Print the listing that follows, character for character.
═══ Exercise inputs ═══
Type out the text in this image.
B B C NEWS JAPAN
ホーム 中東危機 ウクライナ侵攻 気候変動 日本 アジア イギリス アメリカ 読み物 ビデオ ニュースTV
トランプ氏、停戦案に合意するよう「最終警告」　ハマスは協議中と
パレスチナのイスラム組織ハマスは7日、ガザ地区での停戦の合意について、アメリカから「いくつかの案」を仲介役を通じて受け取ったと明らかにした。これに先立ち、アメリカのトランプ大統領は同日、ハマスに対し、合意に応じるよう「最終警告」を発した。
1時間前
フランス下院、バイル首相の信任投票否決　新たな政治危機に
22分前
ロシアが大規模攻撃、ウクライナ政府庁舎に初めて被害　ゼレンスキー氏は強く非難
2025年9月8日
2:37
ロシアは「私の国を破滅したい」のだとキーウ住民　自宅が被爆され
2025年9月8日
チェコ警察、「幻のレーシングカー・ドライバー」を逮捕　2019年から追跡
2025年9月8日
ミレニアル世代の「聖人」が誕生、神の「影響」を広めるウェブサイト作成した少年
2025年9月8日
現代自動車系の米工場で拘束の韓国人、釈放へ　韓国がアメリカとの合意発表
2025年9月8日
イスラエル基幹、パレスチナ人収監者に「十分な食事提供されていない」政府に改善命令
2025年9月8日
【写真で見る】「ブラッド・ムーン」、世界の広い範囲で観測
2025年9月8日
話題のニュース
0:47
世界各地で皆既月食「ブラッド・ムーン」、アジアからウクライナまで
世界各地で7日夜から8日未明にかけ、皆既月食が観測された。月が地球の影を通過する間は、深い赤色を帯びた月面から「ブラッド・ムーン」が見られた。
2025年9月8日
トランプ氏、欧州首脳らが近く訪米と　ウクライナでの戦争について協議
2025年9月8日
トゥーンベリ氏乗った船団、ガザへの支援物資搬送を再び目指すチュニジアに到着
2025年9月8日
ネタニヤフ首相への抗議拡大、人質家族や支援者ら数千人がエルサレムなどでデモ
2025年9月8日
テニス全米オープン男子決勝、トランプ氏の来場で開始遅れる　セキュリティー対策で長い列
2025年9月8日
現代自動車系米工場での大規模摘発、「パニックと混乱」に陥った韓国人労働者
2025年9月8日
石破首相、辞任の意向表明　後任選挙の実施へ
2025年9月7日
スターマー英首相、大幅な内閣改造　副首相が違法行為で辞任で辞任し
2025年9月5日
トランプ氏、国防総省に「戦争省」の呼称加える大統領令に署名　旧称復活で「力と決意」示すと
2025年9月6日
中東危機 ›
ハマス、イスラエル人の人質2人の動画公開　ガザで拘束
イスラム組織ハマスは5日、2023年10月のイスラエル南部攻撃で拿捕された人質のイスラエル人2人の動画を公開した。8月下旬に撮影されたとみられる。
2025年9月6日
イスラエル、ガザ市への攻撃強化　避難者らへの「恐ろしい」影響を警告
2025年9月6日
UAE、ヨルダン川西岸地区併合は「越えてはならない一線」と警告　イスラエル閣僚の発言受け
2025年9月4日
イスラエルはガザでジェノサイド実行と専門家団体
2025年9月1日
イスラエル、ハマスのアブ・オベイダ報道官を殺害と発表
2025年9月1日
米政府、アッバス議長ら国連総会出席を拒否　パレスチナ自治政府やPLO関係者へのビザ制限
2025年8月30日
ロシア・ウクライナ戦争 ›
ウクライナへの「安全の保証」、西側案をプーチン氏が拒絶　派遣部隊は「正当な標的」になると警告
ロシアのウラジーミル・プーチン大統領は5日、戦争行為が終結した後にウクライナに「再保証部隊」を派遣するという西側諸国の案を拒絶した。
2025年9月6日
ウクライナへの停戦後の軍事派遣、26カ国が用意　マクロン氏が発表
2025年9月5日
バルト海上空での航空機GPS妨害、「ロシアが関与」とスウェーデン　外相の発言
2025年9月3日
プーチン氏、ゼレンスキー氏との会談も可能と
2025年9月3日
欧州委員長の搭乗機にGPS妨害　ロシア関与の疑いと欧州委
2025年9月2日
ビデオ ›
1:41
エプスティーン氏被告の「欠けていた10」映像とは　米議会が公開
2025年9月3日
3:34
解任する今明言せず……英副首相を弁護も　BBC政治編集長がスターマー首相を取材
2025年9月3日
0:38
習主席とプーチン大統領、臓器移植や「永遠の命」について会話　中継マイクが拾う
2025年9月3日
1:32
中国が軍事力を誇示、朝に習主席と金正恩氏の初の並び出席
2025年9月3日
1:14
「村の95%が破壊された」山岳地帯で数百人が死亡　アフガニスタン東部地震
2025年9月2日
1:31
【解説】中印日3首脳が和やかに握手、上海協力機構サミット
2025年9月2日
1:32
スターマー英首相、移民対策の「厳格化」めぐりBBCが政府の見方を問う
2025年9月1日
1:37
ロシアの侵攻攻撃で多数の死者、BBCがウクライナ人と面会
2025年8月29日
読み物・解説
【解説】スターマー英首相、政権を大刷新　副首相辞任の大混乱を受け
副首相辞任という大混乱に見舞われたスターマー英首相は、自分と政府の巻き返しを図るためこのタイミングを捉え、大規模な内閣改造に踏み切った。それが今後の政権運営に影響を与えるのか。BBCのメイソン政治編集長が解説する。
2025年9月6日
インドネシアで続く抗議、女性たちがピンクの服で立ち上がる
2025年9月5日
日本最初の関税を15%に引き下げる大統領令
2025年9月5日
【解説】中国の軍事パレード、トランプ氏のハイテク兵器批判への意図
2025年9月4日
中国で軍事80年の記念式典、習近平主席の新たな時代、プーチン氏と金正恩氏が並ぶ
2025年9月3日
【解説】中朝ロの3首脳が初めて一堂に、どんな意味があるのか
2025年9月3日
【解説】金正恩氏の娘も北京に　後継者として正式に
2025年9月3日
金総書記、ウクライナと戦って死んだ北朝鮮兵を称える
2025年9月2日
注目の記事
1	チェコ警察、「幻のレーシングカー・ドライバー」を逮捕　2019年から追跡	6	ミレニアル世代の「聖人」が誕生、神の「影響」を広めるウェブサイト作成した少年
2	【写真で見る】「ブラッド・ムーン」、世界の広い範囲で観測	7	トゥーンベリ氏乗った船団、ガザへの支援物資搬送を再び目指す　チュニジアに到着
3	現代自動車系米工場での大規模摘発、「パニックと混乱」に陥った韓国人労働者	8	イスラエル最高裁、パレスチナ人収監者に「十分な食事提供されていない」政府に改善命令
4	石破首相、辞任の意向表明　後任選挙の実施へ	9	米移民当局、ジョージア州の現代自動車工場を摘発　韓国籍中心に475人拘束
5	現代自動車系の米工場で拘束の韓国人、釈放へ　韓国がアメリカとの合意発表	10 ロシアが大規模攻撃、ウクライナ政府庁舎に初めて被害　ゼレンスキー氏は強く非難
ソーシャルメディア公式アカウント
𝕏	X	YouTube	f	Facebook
═══
[Result of the exercise]
Type out the text in this image.
B B C NEWS JAPAN
ホーム 中東危機 ウクライナ侵攻 気候変動 日本 アジア イギリス アメリカ 読み物 ビデオ ニュースTV
トランプ氏、停戦案に合意するよう「最終警告」　ハマスは協議中と
パレスチナのイスラム組織ハマスは7日、ガザ地区での停戦の合意について、アメリカから「いくつかの案」を仲介役を通じて受け取ったと明らかにした。これに先立ち、アメリカのトランプ大統領は同日、ハマスに対し、合意に応じるよう「最終警告」を発した。
1時間前
フランス下院、バイル首相の信任投票否決　新たな政治危機に
22分前
ロシアが大規模攻撃、ウクライナ政府庁舎に初めて被害　ゼレンスキー氏は強く非難
2025年9月8日
2:37
ロシアは「私の国を破滅したい」のだとキーウ住民　自宅が被爆され
2025年9月8日
チェコ警察、「幻のレーシングカー・ドライバー」を逮捕　2019年から追跡
2025年9月8日
ミレニアル世代の「聖人」が誕生、神の「影響」を広めるウェブサイト作成した少年
2025年9月8日
現代自動車系の米工場で拘束の韓国人、釈放へ　韓国がアメリカとの合意発表
2025年9月8日
イスラエル基幹、パレスチナ人収監者に「十分な食事提供されていない」政府に改善命令
2025年9月8日
【写真で見る】「ブラッド・ムーン」、世界の広い範囲で観測
2025年9月8日
話題のニュース
0:47
世界各地で皆既月食「ブラッド・ムーン」、アジアからウクライナまで
世界各地で7日夜から8日未明にかけ、皆既月食が観測された。月が地球の影を通過する間は、深い赤色を帯びた月面から「ブラッド・ムーン」が見られた。
2025年9月8日
トランプ氏、欧州首脳らが近く訪米と　ウクライナでの戦争について協議
2025年9月8日
トゥーンベリ氏乗った船団、ガザへの支援物資搬送を再び目指すチュニジアに到着
2025年9月8日
ネタニヤフ首相への抗議拡大、人質家族や支援者ら数千人がエルサレムなどでデモ
2025年9月8日
テニス全米オープン男子決勝、トランプ氏の来場で開始遅れる　セキュリティー対策で長い列
2025年9月8日
現代自動車系米工場での大規模摘発、「パニックと混乱」に陥った韓国人労働者
2025年9月8日
石破首相、辞任の意向表明　後任選挙の実施へ
2025年9月7日
スターマー英首相、大幅な内閣改造　副首相が違法行為で辞任で辞任し
2025年9月5日
トランプ氏、国防総省に「戦争省」の呼称加える大統領令に署名　旧称復活で「力と決意」示すと
2025年9月6日
中東危機 ›
ハマス、イスラエル人の人質2人の動画公開　ガザで拘束
イスラム組織ハマスは5日、2023年10月のイスラエル南部攻撃で拿捕された人質のイスラエル人2人の動画を公開した。8月下旬に撮影されたとみられる。
2025年9月6日
イスラエル、ガザ市への攻撃強化　避難者らへの「恐ろしい」影響を警告
2025年9月6日
UAE、ヨルダン川西岸地区併合は「越えてはならない一線」と警告　イスラエル閣僚の発言受け
2025年9月4日
イスラエルはガザでジェノサイド実行と専門家団体
2025年9月1日
イスラエル、ハマスのアブ・オベイダ報道官を殺害と発表
2025年9月1日
米政府、アッバス議長ら国連総会出席を拒否　パレスチナ自治政府やPLO関係者へのビザ制限
2025年8月30日
ロシア・ウクライナ戦争 ›
ウクライナへの「安全の保証」、西側案をプーチン氏が拒絶　派遣部隊は「正当な標的」になると警告
ロシアのウラジーミル・プーチン大統領は5日、戦争行為が終結した後にウクライナに「再保証部隊」を派遣するという西側諸国の案を拒絶した。
2025年9月6日
ウクライナへの停戦後の軍事派遣、26カ国が用意　マクロン氏が発表
2025年9月5日
バルト海上空での航空機GPS妨害、「ロシアが関与」とスウェーデン　外相の発言
2025年9月3日
プーチン氏、ゼレンスキー氏との会談も可能と
2025年9月3日
欧州委員長の搭乗機にGPS妨害　ロシア関与の疑いと欧州委
2025年9月2日
ビデオ ›
1:41
エプスティーン氏被告の「欠けていた10」映像とは　米議会が公開
2025年9月3日
3:34
解任する今明言せず……英副首相を弁護も　BBC政治編集長がスターマー首相を取材
2025年9月3日
0:38
習主席とプーチン大統領、臓器移植や「永遠の命」について会話　中継マイクが拾う
2025年9月3日
1:32
中国が軍事力を誇示、朝に習主席と金正恩氏の初の並び出席
2025年9月3日
1:14
「村の95%が破壊された」山岳地帯で数百人が死亡　アフガニスタン東部地震
2025年9月2日
1:31
【解説】中印日3首脳が和やかに握手、上海協力機構サミット
2025年9月2日
1:32
スターマー英首相、移民対策の「厳格化」めぐりBBCが政府の見方を問う
2025年9月1日
1:37
ロシアの侵攻攻撃で多数の死者、BBCがウクライナ人と面会
2025年8月29日
読み物・解説
【解説】スターマー英首相、政権を大刷新　副首相辞任の大混乱を受け
副首相辞任という大混乱に見舞われたスターマー英首相は、自分と政府の巻き返しを図るためこのタイミングを捉え、大規模な内閣改造に踏み切った。それが今後の政権運営に影響を与えるのか。BBCのメイソン政治編集長が解説する。
2025年9月6日
インドネシアで続く抗議、女性たちがピンクの服で立ち上がる
2025年9月5日
日本最初の関税を15%に引き下げる大統領令
2025年9月5日
【解説】中国の軍事パレード、トランプ氏のハイテク兵器批判への意図
2025年9月4日
中国で軍事80年の記念式典、習近平主席の新たな時代、プーチン氏と金正恩氏が並ぶ
2025年9月3日
【解説】中朝ロの3首脳が初めて一堂に、どんな意味があるのか
2025年9月3日
【解説】金正恩氏の娘も北京に　後継者として正式に
2025年9月3日
金総書記、ウクライナと戦って死んだ北朝鮮兵を称える
2025年9月2日
注目の記事
1	チェコ警察、「幻のレーシングカー・ドライバー」を逮捕　2019年から追跡	6	ミレニアル世代の「聖人」が誕生、神の「影響」を広めるウェブサイト作成した少年
2	【写真で見る】「ブラッド・ムーン」、世界の広い範囲で観測	7	トゥーンベリ氏乗った船団、ガザへの支援物資搬送を再び目指す　チュニジアに到着
3	現代自動車系米工場での大規模摘発、「パニックと混乱」に陥った韓国人労働者	8	イスラエル最高裁、パレスチナ人収監者に「十分な食事提供されていない」政府に改善命令
4	石破首相、辞任の意向表明　後任選挙の実施へ	9	米移民当局、ジョージア州の現代自動車工場を摘発　韓国籍中心に475人拘束
5	現代自動車系の米工場で拘束の韓国人、釈放へ　韓国がアメリカとの合意発表	10 ロシアが大規模攻撃、ウクライナ政府庁舎に初めて被害　ゼレンスキー氏は強く非難
ソーシャルメディア公式アカウント
𝕏	X	YouTube	f	Facebook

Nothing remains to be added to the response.